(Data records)
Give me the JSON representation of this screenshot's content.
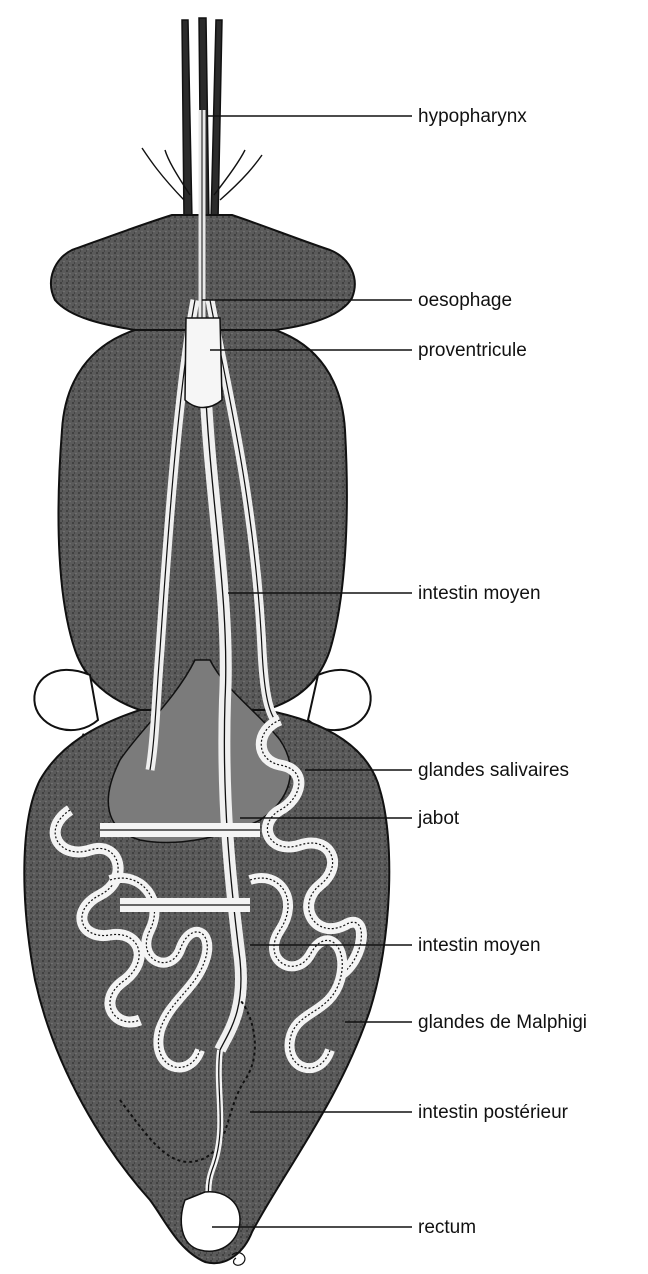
{
  "colors": {
    "background": "#ffffff",
    "body": "#5a5a5a",
    "body_dark": "#3c3c3c",
    "organ_fill": "#f2f2f2",
    "outline": "#111111"
  },
  "labels": {
    "hypopharynx": "hypopharynx",
    "oesophage": "oesophage",
    "proventricule": "proventricule",
    "intestin_moyen_1": "intestin moyen",
    "glandes_salivaires": "glandes salivaires",
    "jabot": "jabot",
    "intestin_moyen_2": "intestin moyen",
    "glandes_de_malphigi": "glandes de Malphigi",
    "intestin_posterieur": "intestin postérieur",
    "rectum": "rectum"
  }
}
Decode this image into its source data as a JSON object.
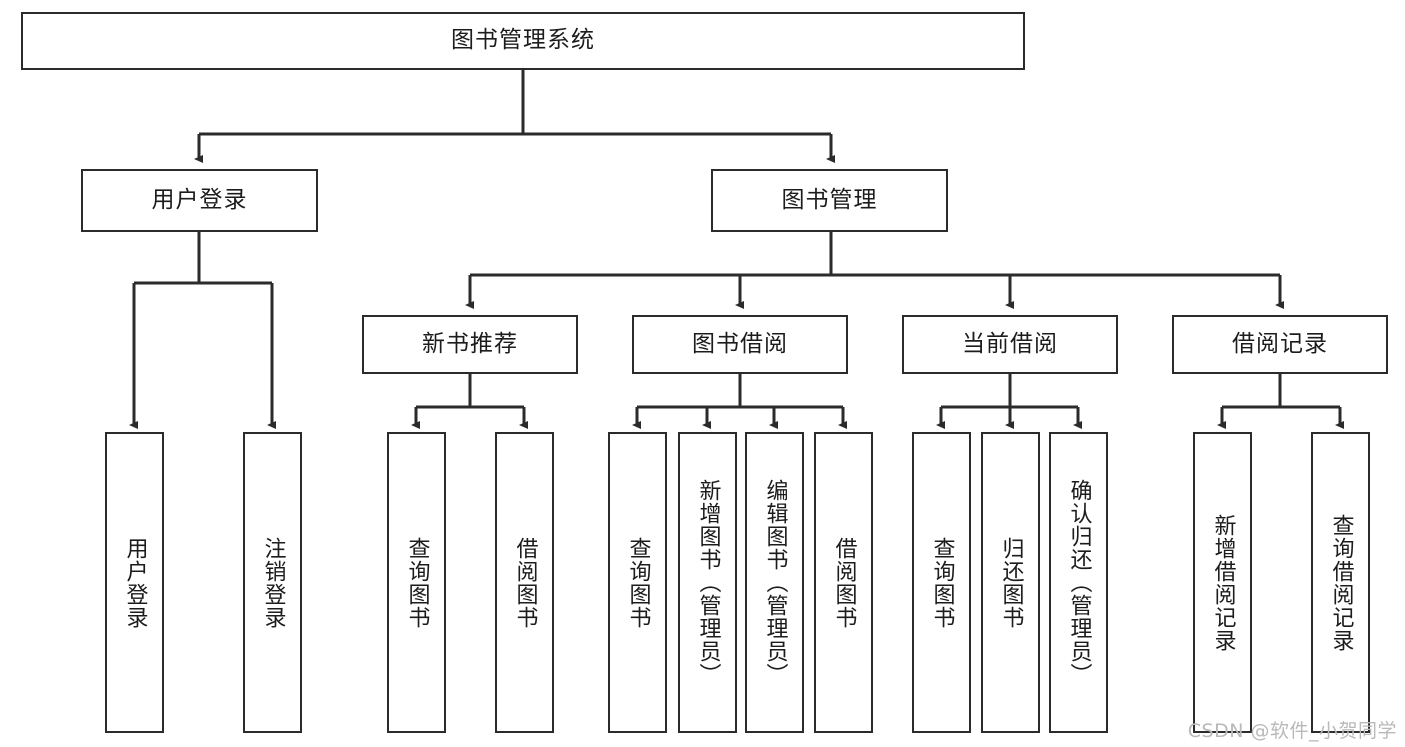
{
  "diagram": {
    "title": "图书管理系统",
    "type": "hierarchy-tree",
    "watermark": "CSDN @软件_小贺同学",
    "colors": {
      "box_border": "#2b2b2b",
      "box_fill": "#ffffff",
      "edge": "#2b2b2b",
      "text": "#1c1c1c",
      "watermark": "#b9b9b9",
      "background": "#ffffff"
    },
    "nodes": {
      "root": {
        "label": "图书管理系统",
        "level": 0,
        "orientation": "horizontal"
      },
      "l1": [
        {
          "id": "user-login",
          "label": "用户登录",
          "level": 1,
          "orientation": "horizontal"
        },
        {
          "id": "book-mgmt",
          "label": "图书管理",
          "level": 1,
          "orientation": "horizontal"
        }
      ],
      "l2": [
        {
          "id": "new-book-rec",
          "label": "新书推荐",
          "level": 2,
          "orientation": "horizontal"
        },
        {
          "id": "book-borrow",
          "label": "图书借阅",
          "level": 2,
          "orientation": "horizontal"
        },
        {
          "id": "current-borrow",
          "label": "当前借阅",
          "level": 2,
          "orientation": "horizontal"
        },
        {
          "id": "borrow-record",
          "label": "借阅记录",
          "level": 2,
          "orientation": "horizontal"
        }
      ],
      "leaves": [
        {
          "id": "leaf-user-login",
          "label": "用户登录",
          "parent": "user-login",
          "orientation": "vertical"
        },
        {
          "id": "leaf-logout",
          "label": "注销登录",
          "parent": "user-login",
          "orientation": "vertical"
        },
        {
          "id": "leaf-query-book-1",
          "label": "查询图书",
          "parent": "new-book-rec",
          "orientation": "vertical"
        },
        {
          "id": "leaf-borrow-book-1",
          "label": "借阅图书",
          "parent": "new-book-rec",
          "orientation": "vertical"
        },
        {
          "id": "leaf-query-book-2",
          "label": "查询图书",
          "parent": "book-borrow",
          "orientation": "vertical"
        },
        {
          "id": "leaf-add-book",
          "label": "新增图书（管理员）",
          "parent": "book-borrow",
          "orientation": "vertical"
        },
        {
          "id": "leaf-edit-book",
          "label": "编辑图书（管理员）",
          "parent": "book-borrow",
          "orientation": "vertical"
        },
        {
          "id": "leaf-borrow-book-2",
          "label": "借阅图书",
          "parent": "book-borrow",
          "orientation": "vertical"
        },
        {
          "id": "leaf-query-book-3",
          "label": "查询图书",
          "parent": "current-borrow",
          "orientation": "vertical"
        },
        {
          "id": "leaf-return-book",
          "label": "归还图书",
          "parent": "current-borrow",
          "orientation": "vertical"
        },
        {
          "id": "leaf-confirm-return",
          "label": "确认归还（管理员）",
          "parent": "current-borrow",
          "orientation": "vertical"
        },
        {
          "id": "leaf-add-record",
          "label": "新增借阅记录",
          "parent": "borrow-record",
          "orientation": "vertical"
        },
        {
          "id": "leaf-query-record",
          "label": "查询借阅记录",
          "parent": "borrow-record",
          "orientation": "vertical"
        }
      ]
    }
  }
}
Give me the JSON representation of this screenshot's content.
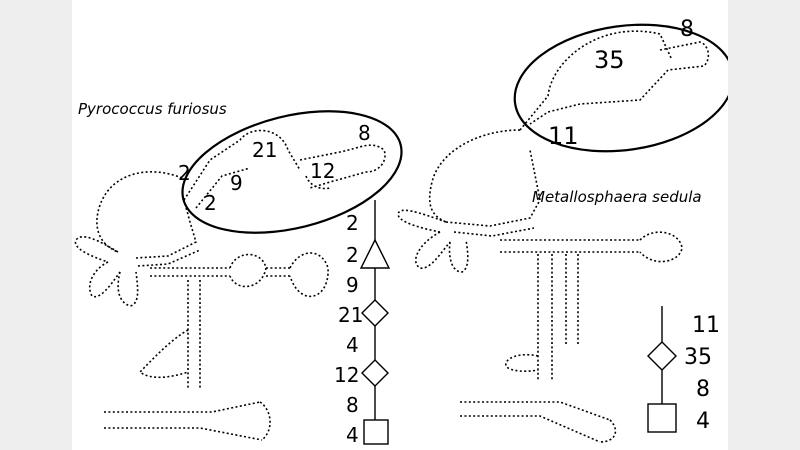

Instructions for the task: Leave the pictures out and copy the rest of the data exactly.

Answer to this task:
Give me the JSON representation of this screenshot's content.
{
  "colors": {
    "background": "#ffffff",
    "body": "#5a5a5a",
    "body_dark": "#3c3c3c",
    "organ_fill": "#f2f2f2",
    "outline": "#111111"
  },
  "labels": {
    "hypopharynx": "hypopharynx",
    "oesophage": "oesophage",
    "proventricule": "proventricule",
    "intestin_moyen_1": "intestin moyen",
    "glandes_salivaires": "glandes salivaires",
    "jabot": "jabot",
    "intestin_moyen_2": "intestin moyen",
    "glandes_de_malphigi": "glandes de Malphigi",
    "intestin_posterieur": "intestin postérieur",
    "rectum": "rectum"
  }
}
Decode this image into its source data as a JSON object.
{
  "diagram": {
    "title": "图书管理系统",
    "type": "hierarchy-tree",
    "watermark": "CSDN @软件_小贺同学",
    "colors": {
      "box_border": "#2b2b2b",
      "box_fill": "#ffffff",
      "edge": "#2b2b2b",
      "text": "#1c1c1c",
      "watermark": "#b9b9b9",
      "background": "#ffffff"
    },
    "nodes": {
      "root": {
        "label": "图书管理系统",
        "level": 0,
        "orientation": "horizontal"
      },
      "l1": [
        {
          "id": "user-login",
          "label": "用户登录",
          "level": 1,
          "orientation": "horizontal"
        },
        {
          "id": "book-mgmt",
          "label": "图书管理",
          "level": 1,
          "orientation": "horizontal"
        }
      ],
      "l2": [
        {
          "id": "new-book-rec",
          "label": "新书推荐",
          "level": 2,
          "orientation": "horizontal"
        },
        {
          "id": "book-borrow",
          "label": "图书借阅",
          "level": 2,
          "orientation": "horizontal"
        },
        {
          "id": "current-borrow",
          "label": "当前借阅",
          "level": 2,
          "orientation": "horizontal"
        },
        {
          "id": "borrow-record",
          "label": "借阅记录",
          "level": 2,
          "orientation": "horizontal"
        }
      ],
      "leaves": [
        {
          "id": "leaf-user-login",
          "label": "用户登录",
          "parent": "user-login",
          "orientation": "vertical"
        },
        {
          "id": "leaf-logout",
          "label": "注销登录",
          "parent": "user-login",
          "orientation": "vertical"
        },
        {
          "id": "leaf-query-book-1",
          "label": "查询图书",
          "parent": "new-book-rec",
          "orientation": "vertical"
        },
        {
          "id": "leaf-borrow-book-1",
          "label": "借阅图书",
          "parent": "new-book-rec",
          "orientation": "vertical"
        },
        {
          "id": "leaf-query-book-2",
          "label": "查询图书",
          "parent": "book-borrow",
          "orientation": "vertical"
        },
        {
          "id": "leaf-add-book",
          "label": "新增图书（管理员）",
          "parent": "book-borrow",
          "orientation": "vertical"
        },
        {
          "id": "leaf-edit-book",
          "label": "编辑图书（管理员）",
          "parent": "book-borrow",
          "orientation": "vertical"
        },
        {
          "id": "leaf-borrow-book-2",
          "label": "借阅图书",
          "parent": "book-borrow",
          "orientation": "vertical"
        },
        {
          "id": "leaf-query-book-3",
          "label": "查询图书",
          "parent": "current-borrow",
          "orientation": "vertical"
        },
        {
          "id": "leaf-return-book",
          "label": "归还图书",
          "parent": "current-borrow",
          "orientation": "vertical"
        },
        {
          "id": "leaf-confirm-return",
          "label": "确认归还（管理员）",
          "parent": "current-borrow",
          "orientation": "vertical"
        },
        {
          "id": "leaf-add-record",
          "label": "新增借阅记录",
          "parent": "borrow-record",
          "orientation": "vertical"
        },
        {
          "id": "leaf-query-record",
          "label": "查询借阅记录",
          "parent": "borrow-record",
          "orientation": "vertical"
        }
      ]
    }
  }
}
Give me the JSON representation of this screenshot's content.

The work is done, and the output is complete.